### Written task:
Extract every line of the material that holds the string "postului".

### Provided material:
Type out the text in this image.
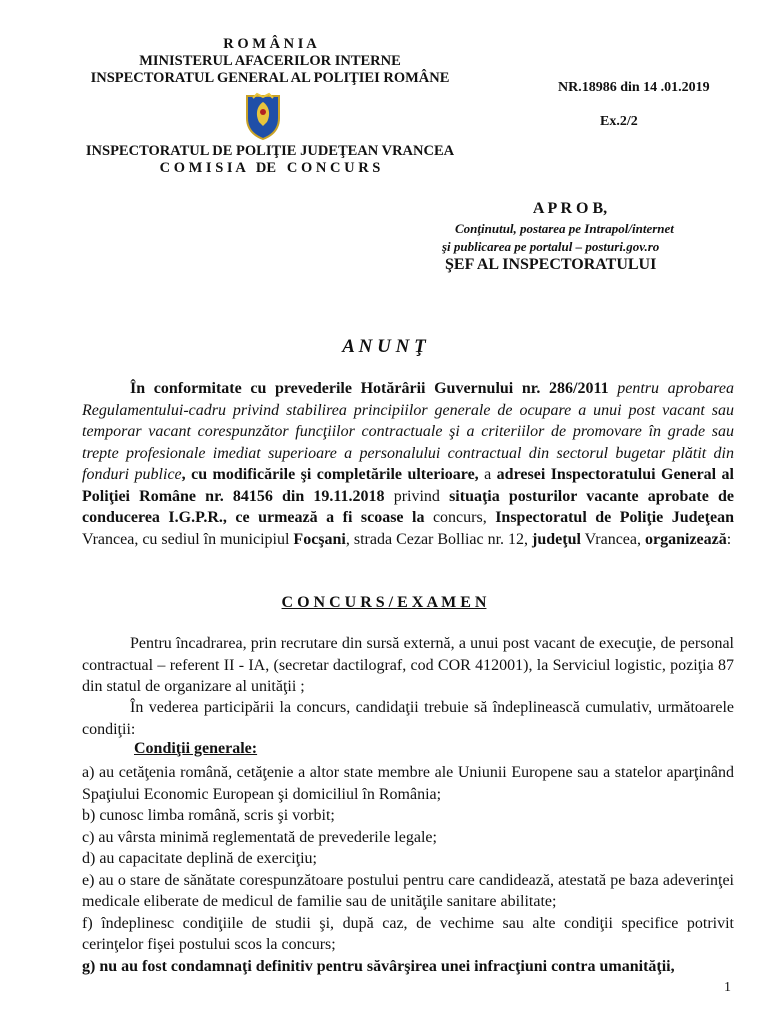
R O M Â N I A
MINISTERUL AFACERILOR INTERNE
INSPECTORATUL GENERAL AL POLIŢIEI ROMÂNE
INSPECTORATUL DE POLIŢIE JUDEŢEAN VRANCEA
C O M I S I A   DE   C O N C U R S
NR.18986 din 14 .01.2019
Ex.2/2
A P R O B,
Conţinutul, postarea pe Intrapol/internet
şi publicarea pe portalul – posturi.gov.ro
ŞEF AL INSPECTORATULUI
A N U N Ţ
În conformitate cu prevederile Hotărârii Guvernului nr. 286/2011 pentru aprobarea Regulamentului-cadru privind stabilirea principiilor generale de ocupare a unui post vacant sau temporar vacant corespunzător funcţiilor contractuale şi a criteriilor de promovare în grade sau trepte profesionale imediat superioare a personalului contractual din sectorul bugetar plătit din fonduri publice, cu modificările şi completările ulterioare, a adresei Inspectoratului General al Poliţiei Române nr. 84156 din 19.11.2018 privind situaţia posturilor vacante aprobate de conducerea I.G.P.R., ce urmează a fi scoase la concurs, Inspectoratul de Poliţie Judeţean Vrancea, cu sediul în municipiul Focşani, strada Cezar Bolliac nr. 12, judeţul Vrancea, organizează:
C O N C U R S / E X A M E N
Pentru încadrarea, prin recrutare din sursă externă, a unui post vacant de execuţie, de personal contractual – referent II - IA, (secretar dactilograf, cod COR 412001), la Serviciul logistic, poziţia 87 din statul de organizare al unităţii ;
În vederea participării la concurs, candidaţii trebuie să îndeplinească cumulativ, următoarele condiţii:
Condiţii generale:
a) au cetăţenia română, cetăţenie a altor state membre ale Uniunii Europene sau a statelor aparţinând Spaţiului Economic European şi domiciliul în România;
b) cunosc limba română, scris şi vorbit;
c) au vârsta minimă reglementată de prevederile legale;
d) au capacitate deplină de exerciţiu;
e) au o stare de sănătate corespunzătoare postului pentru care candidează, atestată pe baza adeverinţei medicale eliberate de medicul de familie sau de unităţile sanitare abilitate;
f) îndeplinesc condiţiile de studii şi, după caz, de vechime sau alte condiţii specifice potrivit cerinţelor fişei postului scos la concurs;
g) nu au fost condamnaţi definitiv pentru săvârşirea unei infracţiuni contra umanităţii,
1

### Task answer:
e) au o stare de sănătate corespunzătoare postului pentru care candidează, atestată pe baza adeverinţei medicale eliberate de medicul de familie sau de unităţile sanitare abilitate;
f) îndeplinesc condiţiile de studii şi, după caz, de vechime sau alte condiţii specifice potrivit cerinţelor fişei postului scos la concurs;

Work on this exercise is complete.